• [Goal A]:
Output the entries as a JSON list of strings, one string per line, with blank lines left out. Start at the first line of the entries and stop after the line containing "language-tab: E bbox=[24, 168, 86, 234]".

• [Quoted text]:
Francia Raisa Almendarez (born July 26, 1988) is an American actress. Raisa is known for her roles in Bring It On: All or Nothing, The Secret Life of the American Teenager, Grown-ish, and How I Met Your Father.

Early life and education
Raisa was born in Los Angeles, California to a Mexican mother, Virginia Almendárez (née Pelayo), and Renán Almendárez Coello, a Honduran-born radio personality; and raised in Los Angeles.  A few years after she was born, her father started using his new Latin radio personality, "El Cucuy".

Raisa attended Bishop Alemany High School in Mission Hills, California, where she was a cheerleader.

Career
Raisa began to take acting jobs in her junior year of high school, modeling for print ads and appearing in commercials. She guest-starred in the sitcoms American Family: Journey of Dreams and Over There. Raisa appeared in Lil' Romeo's music video "My Girlfriend" as Tamy in 2004 and in Iyaz's music video "So Big". A month into her senior year, she booked one of her first lead roles, starring opposite Hayden Panettiere in Bring It On: All or Nothing.  She co-starred in the Nickelodeon movie Shredderman Rules, where she portrayed Isabel, and in The Cutting Edge: Chasing the Dream and The Cutting Edge: Fire and Ice as Alexandra Delgado. She played the role of Adrian Lee in the hit ABC Family drama, The Secret Life of the American Teenager, from its beginning in July 2008, until the series finale in early June 2013.

• [Goal B]:
Translate this sentence from the biography of Francia Raisa into Spanish: "Raisa attended Bishop Alemany High School in Mission Hills, California, where she was a cheerleader."

• [Entries shown]:

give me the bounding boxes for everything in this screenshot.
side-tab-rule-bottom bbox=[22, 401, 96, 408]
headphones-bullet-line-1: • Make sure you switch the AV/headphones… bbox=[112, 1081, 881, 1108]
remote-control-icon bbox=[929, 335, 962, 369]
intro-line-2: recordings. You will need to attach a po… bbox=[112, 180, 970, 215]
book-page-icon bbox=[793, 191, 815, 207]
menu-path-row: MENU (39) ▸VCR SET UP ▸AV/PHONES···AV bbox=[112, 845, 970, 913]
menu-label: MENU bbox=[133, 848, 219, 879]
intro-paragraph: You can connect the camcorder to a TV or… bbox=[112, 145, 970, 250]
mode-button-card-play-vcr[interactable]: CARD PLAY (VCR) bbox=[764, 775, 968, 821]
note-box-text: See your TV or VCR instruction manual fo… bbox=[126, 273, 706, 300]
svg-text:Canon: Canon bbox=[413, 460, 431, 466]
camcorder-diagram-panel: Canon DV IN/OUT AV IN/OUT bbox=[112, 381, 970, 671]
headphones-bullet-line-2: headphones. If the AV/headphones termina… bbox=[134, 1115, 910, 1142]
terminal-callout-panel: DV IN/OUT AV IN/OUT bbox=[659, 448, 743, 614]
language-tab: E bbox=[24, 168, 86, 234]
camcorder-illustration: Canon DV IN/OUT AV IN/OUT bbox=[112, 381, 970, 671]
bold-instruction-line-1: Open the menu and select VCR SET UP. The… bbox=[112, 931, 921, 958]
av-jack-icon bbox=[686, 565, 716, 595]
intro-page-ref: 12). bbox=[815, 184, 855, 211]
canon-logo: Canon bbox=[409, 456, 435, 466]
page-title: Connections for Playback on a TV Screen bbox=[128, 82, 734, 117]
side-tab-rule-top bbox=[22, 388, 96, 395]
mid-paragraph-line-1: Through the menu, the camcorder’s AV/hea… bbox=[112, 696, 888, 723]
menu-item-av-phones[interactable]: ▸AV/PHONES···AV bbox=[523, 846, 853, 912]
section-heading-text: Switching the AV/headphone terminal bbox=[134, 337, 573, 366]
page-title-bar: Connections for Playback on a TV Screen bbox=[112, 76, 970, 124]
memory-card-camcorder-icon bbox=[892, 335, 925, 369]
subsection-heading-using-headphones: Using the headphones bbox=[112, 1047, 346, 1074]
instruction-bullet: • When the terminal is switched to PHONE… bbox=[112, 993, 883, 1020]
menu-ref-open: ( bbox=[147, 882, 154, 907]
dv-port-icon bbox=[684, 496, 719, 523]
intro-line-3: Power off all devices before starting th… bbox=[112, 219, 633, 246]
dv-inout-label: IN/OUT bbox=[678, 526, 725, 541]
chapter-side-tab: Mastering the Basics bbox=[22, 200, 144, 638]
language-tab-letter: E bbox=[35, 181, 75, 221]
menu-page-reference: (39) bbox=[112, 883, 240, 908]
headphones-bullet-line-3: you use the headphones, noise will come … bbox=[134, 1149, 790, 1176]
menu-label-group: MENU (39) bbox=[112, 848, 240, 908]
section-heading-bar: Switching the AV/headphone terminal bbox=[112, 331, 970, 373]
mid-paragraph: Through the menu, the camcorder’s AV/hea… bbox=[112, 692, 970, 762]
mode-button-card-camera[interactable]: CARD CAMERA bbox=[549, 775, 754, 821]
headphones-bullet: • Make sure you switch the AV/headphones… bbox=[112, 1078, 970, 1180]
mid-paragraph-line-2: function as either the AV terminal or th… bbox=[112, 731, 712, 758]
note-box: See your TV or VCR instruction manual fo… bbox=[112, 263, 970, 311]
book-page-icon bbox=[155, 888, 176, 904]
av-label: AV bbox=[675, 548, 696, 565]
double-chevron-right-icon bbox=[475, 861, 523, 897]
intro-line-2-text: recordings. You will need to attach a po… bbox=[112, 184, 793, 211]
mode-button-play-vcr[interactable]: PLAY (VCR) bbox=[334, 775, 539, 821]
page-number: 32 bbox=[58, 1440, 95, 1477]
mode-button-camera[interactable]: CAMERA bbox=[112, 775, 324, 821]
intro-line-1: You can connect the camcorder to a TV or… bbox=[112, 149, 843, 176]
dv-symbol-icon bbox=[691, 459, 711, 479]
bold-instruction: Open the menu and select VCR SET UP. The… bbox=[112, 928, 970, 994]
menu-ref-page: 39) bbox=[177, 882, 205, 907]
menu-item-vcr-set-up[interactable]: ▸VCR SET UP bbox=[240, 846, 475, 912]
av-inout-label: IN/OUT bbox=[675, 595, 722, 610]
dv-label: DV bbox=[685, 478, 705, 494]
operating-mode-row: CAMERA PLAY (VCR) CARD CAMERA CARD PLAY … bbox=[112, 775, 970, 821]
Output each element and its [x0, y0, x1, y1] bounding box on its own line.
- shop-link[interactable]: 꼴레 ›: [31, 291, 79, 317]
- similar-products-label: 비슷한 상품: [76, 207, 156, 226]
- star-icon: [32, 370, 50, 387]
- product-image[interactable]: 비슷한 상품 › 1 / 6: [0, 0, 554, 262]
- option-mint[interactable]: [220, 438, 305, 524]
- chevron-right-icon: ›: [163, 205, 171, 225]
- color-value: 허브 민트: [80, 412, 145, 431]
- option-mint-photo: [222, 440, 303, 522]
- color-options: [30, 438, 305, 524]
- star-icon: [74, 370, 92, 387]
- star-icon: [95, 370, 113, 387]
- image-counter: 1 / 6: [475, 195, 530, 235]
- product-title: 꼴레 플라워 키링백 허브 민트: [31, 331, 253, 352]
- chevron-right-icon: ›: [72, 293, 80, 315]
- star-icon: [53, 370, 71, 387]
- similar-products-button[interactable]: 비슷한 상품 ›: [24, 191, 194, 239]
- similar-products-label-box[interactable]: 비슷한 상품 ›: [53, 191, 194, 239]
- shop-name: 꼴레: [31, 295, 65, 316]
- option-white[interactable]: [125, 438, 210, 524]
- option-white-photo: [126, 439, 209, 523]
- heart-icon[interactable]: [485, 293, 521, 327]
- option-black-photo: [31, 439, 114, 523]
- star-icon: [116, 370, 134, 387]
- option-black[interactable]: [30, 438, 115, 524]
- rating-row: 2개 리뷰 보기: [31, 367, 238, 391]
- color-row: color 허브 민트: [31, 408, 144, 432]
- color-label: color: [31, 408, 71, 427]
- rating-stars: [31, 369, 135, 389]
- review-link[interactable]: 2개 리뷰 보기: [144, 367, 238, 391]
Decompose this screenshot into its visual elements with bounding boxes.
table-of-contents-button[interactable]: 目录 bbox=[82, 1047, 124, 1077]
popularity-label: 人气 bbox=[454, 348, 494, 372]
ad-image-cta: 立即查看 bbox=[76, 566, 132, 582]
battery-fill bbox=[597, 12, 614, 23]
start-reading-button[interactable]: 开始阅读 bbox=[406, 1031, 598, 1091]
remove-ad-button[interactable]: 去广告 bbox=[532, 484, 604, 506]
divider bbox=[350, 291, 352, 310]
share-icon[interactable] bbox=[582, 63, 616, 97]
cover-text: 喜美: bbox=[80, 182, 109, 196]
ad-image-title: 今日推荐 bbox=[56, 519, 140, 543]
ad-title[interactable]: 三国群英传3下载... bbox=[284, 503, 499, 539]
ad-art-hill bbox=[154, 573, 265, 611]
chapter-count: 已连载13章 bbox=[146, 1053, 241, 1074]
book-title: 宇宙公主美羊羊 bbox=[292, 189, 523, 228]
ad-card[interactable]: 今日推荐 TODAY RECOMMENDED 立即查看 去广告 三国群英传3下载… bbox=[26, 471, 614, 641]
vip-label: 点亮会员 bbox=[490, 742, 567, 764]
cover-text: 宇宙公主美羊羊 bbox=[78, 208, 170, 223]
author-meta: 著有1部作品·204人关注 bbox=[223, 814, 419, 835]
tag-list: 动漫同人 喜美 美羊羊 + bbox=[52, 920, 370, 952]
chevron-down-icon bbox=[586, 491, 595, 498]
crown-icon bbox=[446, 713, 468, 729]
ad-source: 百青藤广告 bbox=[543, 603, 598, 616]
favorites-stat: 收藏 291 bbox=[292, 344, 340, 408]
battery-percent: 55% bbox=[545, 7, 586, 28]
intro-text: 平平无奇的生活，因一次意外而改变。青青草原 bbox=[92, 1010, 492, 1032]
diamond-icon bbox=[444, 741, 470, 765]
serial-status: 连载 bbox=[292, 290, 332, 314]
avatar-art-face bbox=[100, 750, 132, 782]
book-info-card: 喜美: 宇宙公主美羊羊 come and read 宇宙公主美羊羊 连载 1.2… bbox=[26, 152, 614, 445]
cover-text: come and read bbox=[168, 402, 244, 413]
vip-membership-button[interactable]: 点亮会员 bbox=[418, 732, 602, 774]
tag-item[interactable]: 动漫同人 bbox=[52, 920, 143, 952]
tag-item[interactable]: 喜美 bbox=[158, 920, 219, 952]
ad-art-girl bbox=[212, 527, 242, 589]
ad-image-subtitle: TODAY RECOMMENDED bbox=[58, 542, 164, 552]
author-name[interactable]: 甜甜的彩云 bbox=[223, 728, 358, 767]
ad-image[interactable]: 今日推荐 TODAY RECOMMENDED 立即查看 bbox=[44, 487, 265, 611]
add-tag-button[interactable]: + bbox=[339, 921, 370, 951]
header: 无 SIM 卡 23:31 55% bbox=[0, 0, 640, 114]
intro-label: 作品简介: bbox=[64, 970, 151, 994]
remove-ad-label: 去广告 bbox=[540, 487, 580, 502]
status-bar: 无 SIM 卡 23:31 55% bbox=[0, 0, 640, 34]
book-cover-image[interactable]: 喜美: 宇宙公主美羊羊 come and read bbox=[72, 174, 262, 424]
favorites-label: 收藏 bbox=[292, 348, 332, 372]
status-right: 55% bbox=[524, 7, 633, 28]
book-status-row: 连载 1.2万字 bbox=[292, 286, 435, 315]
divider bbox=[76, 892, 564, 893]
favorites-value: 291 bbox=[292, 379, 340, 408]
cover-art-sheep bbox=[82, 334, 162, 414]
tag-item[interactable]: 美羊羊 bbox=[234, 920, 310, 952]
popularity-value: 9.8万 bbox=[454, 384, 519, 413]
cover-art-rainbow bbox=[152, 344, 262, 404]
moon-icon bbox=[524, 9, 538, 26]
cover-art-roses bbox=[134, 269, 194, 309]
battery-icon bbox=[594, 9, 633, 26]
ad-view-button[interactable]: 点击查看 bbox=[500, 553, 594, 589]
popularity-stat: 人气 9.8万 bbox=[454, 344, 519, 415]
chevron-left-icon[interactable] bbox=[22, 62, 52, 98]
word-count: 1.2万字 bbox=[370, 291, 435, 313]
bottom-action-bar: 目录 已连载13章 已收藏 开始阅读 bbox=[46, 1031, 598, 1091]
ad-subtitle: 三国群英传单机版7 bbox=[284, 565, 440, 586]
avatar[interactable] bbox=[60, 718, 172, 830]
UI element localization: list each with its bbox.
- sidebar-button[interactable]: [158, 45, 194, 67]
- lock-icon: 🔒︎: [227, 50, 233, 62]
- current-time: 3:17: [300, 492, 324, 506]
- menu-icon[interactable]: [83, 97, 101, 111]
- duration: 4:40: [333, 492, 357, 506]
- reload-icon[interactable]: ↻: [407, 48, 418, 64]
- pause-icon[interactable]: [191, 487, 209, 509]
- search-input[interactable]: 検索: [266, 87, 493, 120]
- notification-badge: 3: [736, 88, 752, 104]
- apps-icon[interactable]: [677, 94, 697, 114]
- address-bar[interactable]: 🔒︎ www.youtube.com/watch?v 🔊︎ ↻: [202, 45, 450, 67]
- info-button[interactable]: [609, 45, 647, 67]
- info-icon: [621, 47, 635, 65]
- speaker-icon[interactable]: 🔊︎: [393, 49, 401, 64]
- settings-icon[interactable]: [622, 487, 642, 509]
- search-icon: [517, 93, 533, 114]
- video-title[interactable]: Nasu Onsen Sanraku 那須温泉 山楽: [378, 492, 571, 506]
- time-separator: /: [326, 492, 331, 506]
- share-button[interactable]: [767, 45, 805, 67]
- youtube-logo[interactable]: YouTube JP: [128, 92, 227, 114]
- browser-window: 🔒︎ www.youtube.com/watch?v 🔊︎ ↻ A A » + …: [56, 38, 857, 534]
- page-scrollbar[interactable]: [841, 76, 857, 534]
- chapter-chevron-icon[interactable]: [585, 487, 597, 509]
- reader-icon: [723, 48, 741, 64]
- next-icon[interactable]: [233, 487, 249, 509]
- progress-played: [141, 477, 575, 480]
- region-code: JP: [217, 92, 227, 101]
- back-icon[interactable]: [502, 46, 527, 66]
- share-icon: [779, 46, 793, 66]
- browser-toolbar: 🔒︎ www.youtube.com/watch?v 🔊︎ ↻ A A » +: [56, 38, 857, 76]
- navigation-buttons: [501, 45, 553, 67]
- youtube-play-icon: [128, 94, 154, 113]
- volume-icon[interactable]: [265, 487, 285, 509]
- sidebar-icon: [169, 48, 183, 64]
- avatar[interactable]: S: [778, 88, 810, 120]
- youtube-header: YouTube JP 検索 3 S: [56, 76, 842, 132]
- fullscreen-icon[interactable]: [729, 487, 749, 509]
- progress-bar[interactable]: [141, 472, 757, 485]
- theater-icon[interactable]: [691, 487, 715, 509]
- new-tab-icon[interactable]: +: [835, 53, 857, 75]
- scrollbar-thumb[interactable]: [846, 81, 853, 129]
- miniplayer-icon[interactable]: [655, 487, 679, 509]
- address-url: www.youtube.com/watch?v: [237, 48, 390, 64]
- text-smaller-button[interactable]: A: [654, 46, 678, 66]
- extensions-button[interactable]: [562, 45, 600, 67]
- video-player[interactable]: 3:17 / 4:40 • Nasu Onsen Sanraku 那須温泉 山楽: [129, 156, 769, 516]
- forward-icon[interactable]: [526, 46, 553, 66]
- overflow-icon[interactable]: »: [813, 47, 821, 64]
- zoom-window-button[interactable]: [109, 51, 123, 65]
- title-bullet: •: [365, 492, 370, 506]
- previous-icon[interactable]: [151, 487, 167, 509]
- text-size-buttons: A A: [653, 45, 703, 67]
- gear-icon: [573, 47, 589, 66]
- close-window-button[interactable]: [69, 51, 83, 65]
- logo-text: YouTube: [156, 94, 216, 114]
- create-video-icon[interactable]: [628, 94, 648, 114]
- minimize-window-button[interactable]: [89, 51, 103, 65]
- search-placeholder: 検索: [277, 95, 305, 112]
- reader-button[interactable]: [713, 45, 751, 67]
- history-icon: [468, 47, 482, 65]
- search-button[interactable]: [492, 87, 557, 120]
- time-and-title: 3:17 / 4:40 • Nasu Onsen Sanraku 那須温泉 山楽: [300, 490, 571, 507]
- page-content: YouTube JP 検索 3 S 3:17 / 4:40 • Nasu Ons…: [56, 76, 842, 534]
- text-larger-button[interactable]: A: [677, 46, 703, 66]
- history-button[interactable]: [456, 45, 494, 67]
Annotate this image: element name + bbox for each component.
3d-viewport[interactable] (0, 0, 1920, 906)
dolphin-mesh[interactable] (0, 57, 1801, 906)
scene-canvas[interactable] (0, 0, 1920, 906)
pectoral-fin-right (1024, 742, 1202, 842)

• [Task solution A]:
[
  "give me the bounding boxes for everything in this screenshot.",
  "side-tab-rule-bottom bbox=[22, 401, 96, 408]",
  "headphones-bullet-line-1: • Make sure you switch the AV/headphones… bbox=[112, 1081, 881, 1108]",
  "remote-control-icon bbox=[929, 335, 962, 369]",
  "intro-line-2: recordings. You will need to attach a po… bbox=[112, 180, 970, 215]",
  "book-page-icon bbox=[793, 191, 815, 207]",
  "menu-path-row: MENU (39) ▸VCR SET UP ▸AV/PHONES···AV bbox=[112, 845, 970, 913]",
  "menu-label: MENU bbox=[133, 848, 219, 879]",
  "intro-paragraph: You can connect the camcorder to a TV or… bbox=[112, 145, 970, 250]",
  "mode-button-card-play-vcr[interactable]: CARD PLAY (VCR) bbox=[764, 775, 968, 821]",
  "note-box-text: See your TV or VCR instruction manual fo… bbox=[126, 273, 706, 300]",
  "svg-text:Canon: Canon bbox=[413, 460, 431, 466]",
  "camcorder-diagram-panel: Canon DV IN/OUT AV IN/OUT bbox=[112, 381, 970, 671]",
  "headphones-bullet-line-2: headphones. If the AV/headphones termina… bbox=[134, 1115, 910, 1142]",
  "terminal-callout-panel: DV IN/OUT AV IN/OUT bbox=[659, 448, 743, 614]",
  "language-tab: E bbox=[24, 168, 86, 234]"
]

• [Task solution B]:
Raisa asistió a Bishop Alemany High School, en Mission Hills, California, donde fue porrista.